Given entries

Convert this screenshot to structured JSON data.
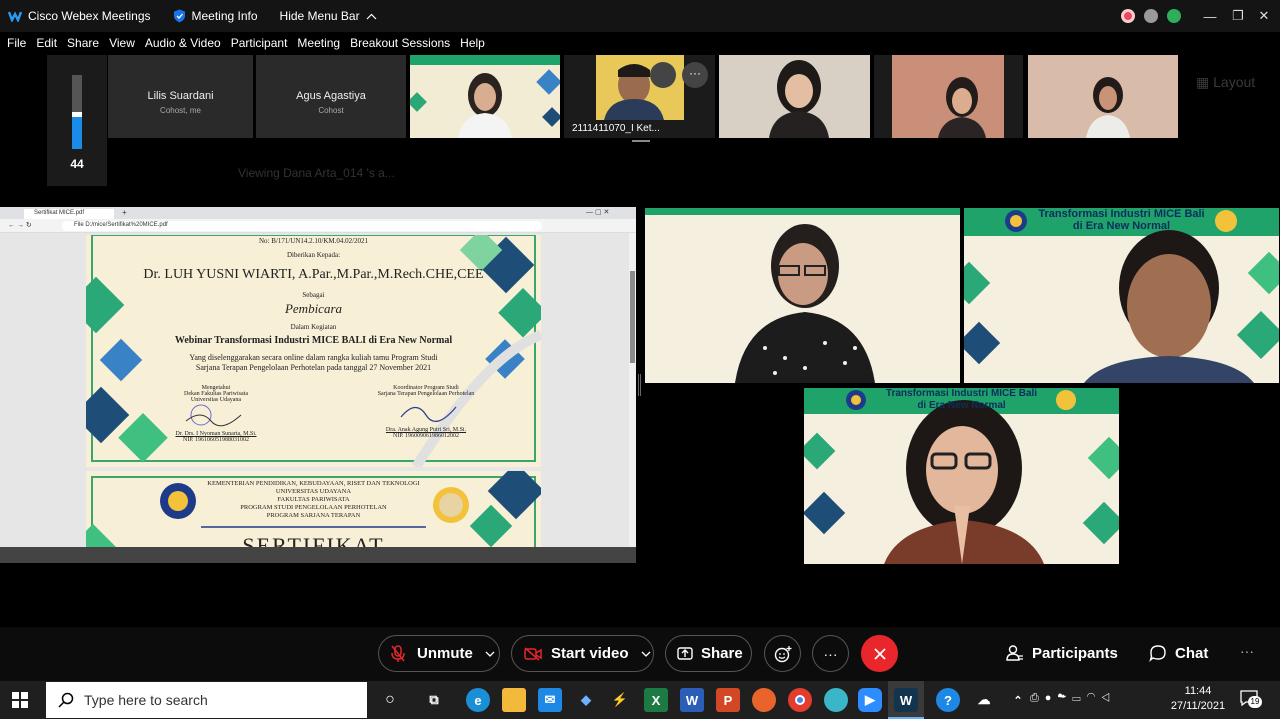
{
  "titlebar": {
    "app_name": "Cisco Webex Meetings",
    "meeting_info": "Meeting Info",
    "hide_menu": "Hide Menu Bar",
    "minimize": "—",
    "restore": "❐",
    "close": "✕"
  },
  "menu": [
    "File",
    "Edit",
    "Share",
    "View",
    "Audio & Video",
    "Participant",
    "Meeting",
    "Breakout Sessions",
    "Help"
  ],
  "volume": {
    "value": "44",
    "level": 0.44
  },
  "participants": [
    {
      "name": "Lilis Suardani",
      "role": "Cohost, me"
    },
    {
      "name": "Agus Agastiya",
      "role": "Cohost"
    }
  ],
  "filmstrip_label": "2111411070_I Ket...",
  "layout_label": "Layout",
  "viewing_label": "Viewing Dana Arta_014 's a...",
  "browser": {
    "tab_title": "Sertifikat MICE.pdf",
    "address": "File   D:/mice/Sertifikat%20MICE.pdf"
  },
  "certificate1": {
    "number": "No: B/171/UN14.2.10/KM.04.02/2021",
    "given_to": "Diberikan Kepada:",
    "recipient": "Dr. LUH YUSNI WIARTI, A.Par.,M.Par.,M.Rech.CHE,CEE",
    "as": "Sebagai",
    "role": "Pembicara",
    "in_activity": "Dalam Kegiatan",
    "event": "Webinar Transformasi Industri MICE BALI di Era New Normal",
    "desc1": "Yang diselenggarakan secara online dalam rangka kuliah tamu Program Studi",
    "desc2": "Sarjana Terapan Pengelolaan Perhotelan pada tanggal 27 November 2021",
    "left_title1": "Mengetahui",
    "left_title2": "Dekan Fakultas Pariwisata",
    "left_title3": "Universitas Udayana",
    "left_name": "Dr. Drs. I Nyoman Sunarta, M.Si.",
    "left_nip": "NIP. 196106051988031002",
    "right_title1": "Koordinator Program Studi",
    "right_title2": "Sarjana Terapan Pengelolaan Perhotelan",
    "right_name": "Dra. Anak Agung Putri Sri, M.Si.",
    "right_nip": "NIP. 196009061986012002"
  },
  "certificate2": {
    "line1": "KEMENTERIAN PENDIDIKAN, KEBUDAYAAN, RISET DAN TEKNOLOGI",
    "line2": "UNIVERSITAS UDAYANA",
    "line3": "FAKULTAS PARIWISATA",
    "line4": "PROGRAM STUDI PENGELOLAAN PERHOTELAN",
    "line5": "PROGRAM SARJANA TERAPAN",
    "title": "SERTIFIKAT"
  },
  "video_banner": {
    "line1": "Transformasi Industri MICE Bali",
    "line2": "di Era New Normal"
  },
  "toolbar": {
    "unmute": "Unmute",
    "start_video": "Start video",
    "share": "Share",
    "participants": "Participants",
    "chat": "Chat"
  },
  "taskbar": {
    "search_placeholder": "Type here to search",
    "time": "11:44",
    "date": "27/11/2021",
    "notifications": "19"
  },
  "colors": {
    "end_call": "#e8262b",
    "webex_blue": "#1a73e8",
    "banner_green": "#20a36b",
    "cert_cream": "#f7efd6"
  }
}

Work required
Transcribe the records verbatim and omit the images.

Output for this task
Convert this screenshot to structured JSON data.
{
  "titlebar": {
    "app_name": "Cisco Webex Meetings",
    "meeting_info": "Meeting Info",
    "hide_menu": "Hide Menu Bar",
    "minimize": "—",
    "restore": "❐",
    "close": "✕"
  },
  "menu": [
    "File",
    "Edit",
    "Share",
    "View",
    "Audio & Video",
    "Participant",
    "Meeting",
    "Breakout Sessions",
    "Help"
  ],
  "volume": {
    "value": "44",
    "level": 0.44
  },
  "participants": [
    {
      "name": "Lilis Suardani",
      "role": "Cohost, me"
    },
    {
      "name": "Agus Agastiya",
      "role": "Cohost"
    }
  ],
  "filmstrip_label": "2111411070_I Ket...",
  "layout_label": "Layout",
  "viewing_label": "Viewing Dana Arta_014 's a...",
  "browser": {
    "tab_title": "Sertifikat MICE.pdf",
    "address": "File   D:/mice/Sertifikat%20MICE.pdf"
  },
  "certificate1": {
    "number": "No: B/171/UN14.2.10/KM.04.02/2021",
    "given_to": "Diberikan Kepada:",
    "recipient": "Dr. LUH YUSNI WIARTI, A.Par.,M.Par.,M.Rech.CHE,CEE",
    "as": "Sebagai",
    "role": "Pembicara",
    "in_activity": "Dalam Kegiatan",
    "event": "Webinar Transformasi Industri MICE BALI di Era New Normal",
    "desc1": "Yang diselenggarakan secara online dalam rangka kuliah tamu Program Studi",
    "desc2": "Sarjana Terapan Pengelolaan Perhotelan pada tanggal 27 November 2021",
    "left_title1": "Mengetahui",
    "left_title2": "Dekan Fakultas Pariwisata",
    "left_title3": "Universitas Udayana",
    "left_name": "Dr. Drs. I Nyoman Sunarta, M.Si.",
    "left_nip": "NIP. 196106051988031002",
    "right_title1": "Koordinator Program Studi",
    "right_title2": "Sarjana Terapan Pengelolaan Perhotelan",
    "right_name": "Dra. Anak Agung Putri Sri, M.Si.",
    "right_nip": "NIP. 196009061986012002"
  },
  "certificate2": {
    "line1": "KEMENTERIAN PENDIDIKAN, KEBUDAYAAN, RISET DAN TEKNOLOGI",
    "line2": "UNIVERSITAS UDAYANA",
    "line3": "FAKULTAS PARIWISATA",
    "line4": "PROGRAM STUDI PENGELOLAAN PERHOTELAN",
    "line5": "PROGRAM SARJANA TERAPAN",
    "title": "SERTIFIKAT"
  },
  "video_banner": {
    "line1": "Transformasi Industri MICE Bali",
    "line2": "di Era New Normal"
  },
  "toolbar": {
    "unmute": "Unmute",
    "start_video": "Start video",
    "share": "Share",
    "participants": "Participants",
    "chat": "Chat"
  },
  "taskbar": {
    "search_placeholder": "Type here to search",
    "time": "11:44",
    "date": "27/11/2021",
    "notifications": "19"
  },
  "colors": {
    "end_call": "#e8262b",
    "webex_blue": "#1a73e8",
    "banner_green": "#20a36b",
    "cert_cream": "#f7efd6"
  }
}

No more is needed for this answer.